__Dataset items__
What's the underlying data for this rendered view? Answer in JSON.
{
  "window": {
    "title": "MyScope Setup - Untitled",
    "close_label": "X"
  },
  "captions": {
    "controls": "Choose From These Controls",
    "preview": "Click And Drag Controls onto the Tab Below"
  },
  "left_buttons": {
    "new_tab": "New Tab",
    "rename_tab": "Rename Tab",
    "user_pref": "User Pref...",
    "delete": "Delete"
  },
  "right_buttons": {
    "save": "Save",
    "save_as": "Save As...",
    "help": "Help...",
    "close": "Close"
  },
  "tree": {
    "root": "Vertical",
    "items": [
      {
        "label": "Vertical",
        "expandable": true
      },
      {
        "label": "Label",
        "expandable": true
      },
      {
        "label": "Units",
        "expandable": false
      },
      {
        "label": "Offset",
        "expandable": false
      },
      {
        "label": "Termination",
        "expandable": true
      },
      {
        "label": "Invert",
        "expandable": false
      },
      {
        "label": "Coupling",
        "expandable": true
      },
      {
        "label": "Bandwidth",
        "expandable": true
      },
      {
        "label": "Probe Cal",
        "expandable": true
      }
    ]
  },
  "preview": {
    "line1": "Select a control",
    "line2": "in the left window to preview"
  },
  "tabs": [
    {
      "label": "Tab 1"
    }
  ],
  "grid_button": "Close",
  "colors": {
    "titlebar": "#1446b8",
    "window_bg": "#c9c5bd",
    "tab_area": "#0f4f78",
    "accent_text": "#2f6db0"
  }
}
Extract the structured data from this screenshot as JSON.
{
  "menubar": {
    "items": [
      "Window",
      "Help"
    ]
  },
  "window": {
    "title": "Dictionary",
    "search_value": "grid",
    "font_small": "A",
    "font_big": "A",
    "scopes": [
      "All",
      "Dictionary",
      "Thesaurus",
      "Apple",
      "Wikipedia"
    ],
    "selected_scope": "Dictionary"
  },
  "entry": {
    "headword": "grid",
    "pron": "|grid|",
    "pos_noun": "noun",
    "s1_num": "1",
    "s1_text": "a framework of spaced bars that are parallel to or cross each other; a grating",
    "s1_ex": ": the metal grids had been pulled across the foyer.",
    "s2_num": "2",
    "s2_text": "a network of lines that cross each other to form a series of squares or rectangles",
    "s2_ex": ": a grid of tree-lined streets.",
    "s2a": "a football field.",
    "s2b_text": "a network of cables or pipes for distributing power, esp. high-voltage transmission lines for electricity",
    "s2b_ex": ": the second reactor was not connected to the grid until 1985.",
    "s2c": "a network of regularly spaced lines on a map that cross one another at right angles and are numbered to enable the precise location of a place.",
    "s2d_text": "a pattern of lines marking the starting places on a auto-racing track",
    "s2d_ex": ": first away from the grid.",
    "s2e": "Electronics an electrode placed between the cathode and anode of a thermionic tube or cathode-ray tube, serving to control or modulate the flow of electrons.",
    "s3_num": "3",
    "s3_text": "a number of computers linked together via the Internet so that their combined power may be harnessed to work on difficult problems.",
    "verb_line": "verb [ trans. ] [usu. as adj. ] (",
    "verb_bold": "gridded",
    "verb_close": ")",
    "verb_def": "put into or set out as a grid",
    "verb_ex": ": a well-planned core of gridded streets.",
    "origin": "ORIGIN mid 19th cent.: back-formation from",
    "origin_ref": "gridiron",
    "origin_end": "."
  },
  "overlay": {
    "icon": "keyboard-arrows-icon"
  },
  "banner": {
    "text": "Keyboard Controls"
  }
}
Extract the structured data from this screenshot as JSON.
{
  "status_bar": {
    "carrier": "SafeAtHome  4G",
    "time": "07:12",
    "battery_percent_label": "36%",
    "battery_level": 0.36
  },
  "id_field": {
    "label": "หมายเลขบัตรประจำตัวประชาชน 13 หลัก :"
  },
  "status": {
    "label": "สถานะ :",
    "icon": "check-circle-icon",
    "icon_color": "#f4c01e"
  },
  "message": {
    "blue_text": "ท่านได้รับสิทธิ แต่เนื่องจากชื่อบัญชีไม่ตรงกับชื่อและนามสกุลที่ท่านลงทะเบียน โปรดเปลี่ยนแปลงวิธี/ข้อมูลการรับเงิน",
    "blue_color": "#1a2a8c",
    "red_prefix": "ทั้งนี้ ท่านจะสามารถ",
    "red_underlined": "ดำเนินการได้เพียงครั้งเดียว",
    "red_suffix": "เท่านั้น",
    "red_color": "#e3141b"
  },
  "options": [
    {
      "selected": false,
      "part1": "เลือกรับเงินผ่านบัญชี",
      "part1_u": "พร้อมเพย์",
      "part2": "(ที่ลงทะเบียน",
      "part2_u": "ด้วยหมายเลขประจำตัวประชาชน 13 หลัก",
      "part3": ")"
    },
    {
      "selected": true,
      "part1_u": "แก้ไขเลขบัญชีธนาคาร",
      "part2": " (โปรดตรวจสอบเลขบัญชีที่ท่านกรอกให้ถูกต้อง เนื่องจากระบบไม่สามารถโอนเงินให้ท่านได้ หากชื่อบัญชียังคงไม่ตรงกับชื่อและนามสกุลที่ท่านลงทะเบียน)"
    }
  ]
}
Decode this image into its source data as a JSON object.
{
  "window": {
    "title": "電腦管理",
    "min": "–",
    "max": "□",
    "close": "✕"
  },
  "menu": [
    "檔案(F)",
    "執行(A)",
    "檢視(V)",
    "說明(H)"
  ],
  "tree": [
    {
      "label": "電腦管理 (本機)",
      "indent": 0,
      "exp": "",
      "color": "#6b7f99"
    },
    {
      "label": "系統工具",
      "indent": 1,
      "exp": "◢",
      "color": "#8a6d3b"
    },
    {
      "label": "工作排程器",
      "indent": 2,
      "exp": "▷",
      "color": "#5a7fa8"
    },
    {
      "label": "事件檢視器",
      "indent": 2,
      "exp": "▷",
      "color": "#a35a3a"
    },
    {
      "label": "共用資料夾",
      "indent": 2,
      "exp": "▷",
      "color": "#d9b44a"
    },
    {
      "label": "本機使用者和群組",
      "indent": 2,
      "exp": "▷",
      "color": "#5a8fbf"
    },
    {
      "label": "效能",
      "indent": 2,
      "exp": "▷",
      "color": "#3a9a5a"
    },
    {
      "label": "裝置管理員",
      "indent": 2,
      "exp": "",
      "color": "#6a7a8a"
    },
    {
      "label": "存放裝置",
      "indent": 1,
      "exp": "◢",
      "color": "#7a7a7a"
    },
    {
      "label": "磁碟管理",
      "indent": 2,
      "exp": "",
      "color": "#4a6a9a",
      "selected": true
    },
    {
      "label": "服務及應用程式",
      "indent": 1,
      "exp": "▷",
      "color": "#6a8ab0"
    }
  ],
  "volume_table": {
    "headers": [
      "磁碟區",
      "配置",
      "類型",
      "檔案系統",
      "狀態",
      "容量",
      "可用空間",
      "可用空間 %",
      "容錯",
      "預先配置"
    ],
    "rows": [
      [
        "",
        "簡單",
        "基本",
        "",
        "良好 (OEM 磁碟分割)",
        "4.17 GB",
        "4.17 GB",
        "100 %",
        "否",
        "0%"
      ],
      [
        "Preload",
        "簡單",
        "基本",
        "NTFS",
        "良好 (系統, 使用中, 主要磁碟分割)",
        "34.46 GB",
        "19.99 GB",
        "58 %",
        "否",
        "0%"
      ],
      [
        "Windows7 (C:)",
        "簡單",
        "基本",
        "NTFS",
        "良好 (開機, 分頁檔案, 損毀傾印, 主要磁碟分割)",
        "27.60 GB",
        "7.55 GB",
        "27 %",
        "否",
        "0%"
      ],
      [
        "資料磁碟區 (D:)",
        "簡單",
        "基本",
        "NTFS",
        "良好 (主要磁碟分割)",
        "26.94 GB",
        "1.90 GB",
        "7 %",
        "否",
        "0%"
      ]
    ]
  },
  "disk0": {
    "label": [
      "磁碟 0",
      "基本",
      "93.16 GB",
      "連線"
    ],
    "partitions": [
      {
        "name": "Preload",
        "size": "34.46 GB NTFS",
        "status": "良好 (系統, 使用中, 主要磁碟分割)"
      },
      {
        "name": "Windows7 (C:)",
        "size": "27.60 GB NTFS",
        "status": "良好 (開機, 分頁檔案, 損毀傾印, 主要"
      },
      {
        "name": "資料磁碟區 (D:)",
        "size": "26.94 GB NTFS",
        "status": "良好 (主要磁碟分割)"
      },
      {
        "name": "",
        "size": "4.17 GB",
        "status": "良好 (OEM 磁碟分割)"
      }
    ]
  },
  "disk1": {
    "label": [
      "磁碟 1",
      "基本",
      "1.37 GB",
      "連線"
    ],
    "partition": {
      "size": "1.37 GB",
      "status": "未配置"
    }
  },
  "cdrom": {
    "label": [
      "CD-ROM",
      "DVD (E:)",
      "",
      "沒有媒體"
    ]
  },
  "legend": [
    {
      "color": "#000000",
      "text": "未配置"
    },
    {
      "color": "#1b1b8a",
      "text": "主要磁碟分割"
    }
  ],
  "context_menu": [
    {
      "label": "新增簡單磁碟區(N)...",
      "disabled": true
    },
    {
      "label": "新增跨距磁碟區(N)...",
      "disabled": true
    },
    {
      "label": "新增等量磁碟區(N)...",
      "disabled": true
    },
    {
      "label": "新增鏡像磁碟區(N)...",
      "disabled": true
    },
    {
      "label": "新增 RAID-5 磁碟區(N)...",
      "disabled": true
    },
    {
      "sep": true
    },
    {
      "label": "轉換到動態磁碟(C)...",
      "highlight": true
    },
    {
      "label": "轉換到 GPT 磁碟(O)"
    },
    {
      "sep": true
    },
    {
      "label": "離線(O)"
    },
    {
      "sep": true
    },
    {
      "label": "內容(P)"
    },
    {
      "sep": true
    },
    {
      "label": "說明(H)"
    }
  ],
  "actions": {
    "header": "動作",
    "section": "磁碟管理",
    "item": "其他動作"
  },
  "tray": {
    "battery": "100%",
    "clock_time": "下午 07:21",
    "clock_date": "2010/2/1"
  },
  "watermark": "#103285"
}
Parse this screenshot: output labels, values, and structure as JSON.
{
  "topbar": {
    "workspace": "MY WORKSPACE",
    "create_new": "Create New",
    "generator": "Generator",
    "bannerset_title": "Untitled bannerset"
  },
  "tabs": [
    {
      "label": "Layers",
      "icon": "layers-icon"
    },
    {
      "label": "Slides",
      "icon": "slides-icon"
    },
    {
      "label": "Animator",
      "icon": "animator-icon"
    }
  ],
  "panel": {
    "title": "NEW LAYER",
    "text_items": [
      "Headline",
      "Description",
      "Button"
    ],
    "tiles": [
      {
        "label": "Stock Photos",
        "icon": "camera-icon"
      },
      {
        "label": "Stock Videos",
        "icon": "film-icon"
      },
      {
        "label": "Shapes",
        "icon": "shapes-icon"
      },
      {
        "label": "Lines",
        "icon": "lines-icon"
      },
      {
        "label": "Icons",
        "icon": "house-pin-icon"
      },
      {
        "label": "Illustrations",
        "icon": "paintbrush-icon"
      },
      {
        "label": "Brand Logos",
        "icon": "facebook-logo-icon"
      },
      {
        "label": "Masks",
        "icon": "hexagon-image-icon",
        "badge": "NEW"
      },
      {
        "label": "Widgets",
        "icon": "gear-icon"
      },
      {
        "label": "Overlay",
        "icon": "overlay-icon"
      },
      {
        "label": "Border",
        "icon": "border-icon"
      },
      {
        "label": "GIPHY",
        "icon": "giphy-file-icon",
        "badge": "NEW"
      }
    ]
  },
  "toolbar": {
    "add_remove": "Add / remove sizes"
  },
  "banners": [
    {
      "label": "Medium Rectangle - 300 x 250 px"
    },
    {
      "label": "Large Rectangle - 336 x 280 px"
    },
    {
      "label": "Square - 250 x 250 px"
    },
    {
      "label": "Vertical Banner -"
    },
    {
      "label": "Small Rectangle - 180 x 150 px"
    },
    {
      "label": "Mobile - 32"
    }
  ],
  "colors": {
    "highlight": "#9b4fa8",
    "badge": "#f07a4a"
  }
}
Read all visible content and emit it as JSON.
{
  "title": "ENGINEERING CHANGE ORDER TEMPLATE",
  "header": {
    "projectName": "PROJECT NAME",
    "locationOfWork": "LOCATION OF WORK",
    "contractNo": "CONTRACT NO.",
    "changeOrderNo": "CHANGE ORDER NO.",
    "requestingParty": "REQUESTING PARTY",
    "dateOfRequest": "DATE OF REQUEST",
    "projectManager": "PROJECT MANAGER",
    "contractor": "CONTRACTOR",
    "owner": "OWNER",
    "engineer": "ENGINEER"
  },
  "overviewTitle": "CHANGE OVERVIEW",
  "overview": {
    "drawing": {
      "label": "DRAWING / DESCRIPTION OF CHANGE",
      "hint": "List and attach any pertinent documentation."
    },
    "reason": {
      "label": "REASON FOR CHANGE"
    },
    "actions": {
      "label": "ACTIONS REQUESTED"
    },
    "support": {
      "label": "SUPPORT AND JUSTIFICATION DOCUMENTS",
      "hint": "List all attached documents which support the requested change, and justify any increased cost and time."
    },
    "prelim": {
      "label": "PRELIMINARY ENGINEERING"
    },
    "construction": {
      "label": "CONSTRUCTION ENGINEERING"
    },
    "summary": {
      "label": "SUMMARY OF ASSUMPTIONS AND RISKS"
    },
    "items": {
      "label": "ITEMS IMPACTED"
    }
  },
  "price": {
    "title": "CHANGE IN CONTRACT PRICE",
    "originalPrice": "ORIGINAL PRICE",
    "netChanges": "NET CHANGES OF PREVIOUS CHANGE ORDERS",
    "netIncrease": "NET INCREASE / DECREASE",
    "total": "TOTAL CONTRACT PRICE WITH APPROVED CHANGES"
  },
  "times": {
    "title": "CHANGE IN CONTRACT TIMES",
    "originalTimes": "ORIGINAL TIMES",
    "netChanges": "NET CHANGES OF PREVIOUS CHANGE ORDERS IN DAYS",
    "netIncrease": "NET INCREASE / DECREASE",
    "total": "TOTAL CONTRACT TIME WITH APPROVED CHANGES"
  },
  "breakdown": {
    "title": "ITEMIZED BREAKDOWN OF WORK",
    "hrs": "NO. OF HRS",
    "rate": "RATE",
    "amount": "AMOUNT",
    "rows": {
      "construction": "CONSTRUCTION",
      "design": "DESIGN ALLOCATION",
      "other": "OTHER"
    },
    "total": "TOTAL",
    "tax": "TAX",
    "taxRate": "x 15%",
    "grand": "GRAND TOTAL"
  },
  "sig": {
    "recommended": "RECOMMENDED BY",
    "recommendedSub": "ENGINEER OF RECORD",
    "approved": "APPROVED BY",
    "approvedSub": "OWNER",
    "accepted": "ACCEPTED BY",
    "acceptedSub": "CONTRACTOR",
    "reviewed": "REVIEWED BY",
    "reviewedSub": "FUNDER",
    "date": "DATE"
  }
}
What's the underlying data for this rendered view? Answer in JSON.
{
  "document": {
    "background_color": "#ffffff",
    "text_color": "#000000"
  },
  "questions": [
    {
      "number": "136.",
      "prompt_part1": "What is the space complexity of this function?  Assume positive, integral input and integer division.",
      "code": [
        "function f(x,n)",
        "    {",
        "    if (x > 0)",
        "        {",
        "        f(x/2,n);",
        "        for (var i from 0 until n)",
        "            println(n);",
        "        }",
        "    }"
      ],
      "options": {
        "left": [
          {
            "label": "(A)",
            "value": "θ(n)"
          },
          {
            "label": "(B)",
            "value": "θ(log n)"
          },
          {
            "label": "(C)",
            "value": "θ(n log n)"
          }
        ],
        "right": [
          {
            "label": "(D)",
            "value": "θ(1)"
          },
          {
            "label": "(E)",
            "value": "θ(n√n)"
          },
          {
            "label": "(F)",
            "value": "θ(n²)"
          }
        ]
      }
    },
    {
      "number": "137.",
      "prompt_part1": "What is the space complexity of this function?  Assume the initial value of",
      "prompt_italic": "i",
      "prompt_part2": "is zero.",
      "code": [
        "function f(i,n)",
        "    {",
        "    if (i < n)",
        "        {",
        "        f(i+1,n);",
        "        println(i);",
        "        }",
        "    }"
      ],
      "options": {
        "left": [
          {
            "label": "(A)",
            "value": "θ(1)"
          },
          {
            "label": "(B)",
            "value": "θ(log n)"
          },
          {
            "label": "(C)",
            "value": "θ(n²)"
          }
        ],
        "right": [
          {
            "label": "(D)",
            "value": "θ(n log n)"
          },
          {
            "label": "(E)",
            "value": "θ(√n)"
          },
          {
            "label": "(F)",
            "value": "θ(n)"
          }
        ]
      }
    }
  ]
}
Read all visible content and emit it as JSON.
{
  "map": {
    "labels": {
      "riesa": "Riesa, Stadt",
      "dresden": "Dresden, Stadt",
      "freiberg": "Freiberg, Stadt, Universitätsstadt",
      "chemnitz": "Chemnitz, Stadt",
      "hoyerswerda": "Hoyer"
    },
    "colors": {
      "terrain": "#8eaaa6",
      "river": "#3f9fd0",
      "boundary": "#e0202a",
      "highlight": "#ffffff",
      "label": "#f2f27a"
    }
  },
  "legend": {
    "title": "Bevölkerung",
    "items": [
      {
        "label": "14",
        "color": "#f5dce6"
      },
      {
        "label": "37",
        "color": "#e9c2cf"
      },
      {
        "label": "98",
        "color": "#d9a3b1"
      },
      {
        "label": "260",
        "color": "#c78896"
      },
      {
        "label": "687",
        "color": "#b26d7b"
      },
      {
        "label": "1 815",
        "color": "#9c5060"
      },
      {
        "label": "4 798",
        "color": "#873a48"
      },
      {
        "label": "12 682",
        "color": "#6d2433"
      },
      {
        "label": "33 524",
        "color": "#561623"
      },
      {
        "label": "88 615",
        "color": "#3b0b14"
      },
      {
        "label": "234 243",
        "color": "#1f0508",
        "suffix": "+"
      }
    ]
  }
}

__YOUR TASK__
Look through the entries above; copy each line where the string "PREVIOUS" appears.

__REPLY__
    "netChanges": "NET CHANGES OF PREVIOUS CHANGE ORDERS",
    "netChanges": "NET CHANGES OF PREVIOUS CHANGE ORDERS IN DAYS",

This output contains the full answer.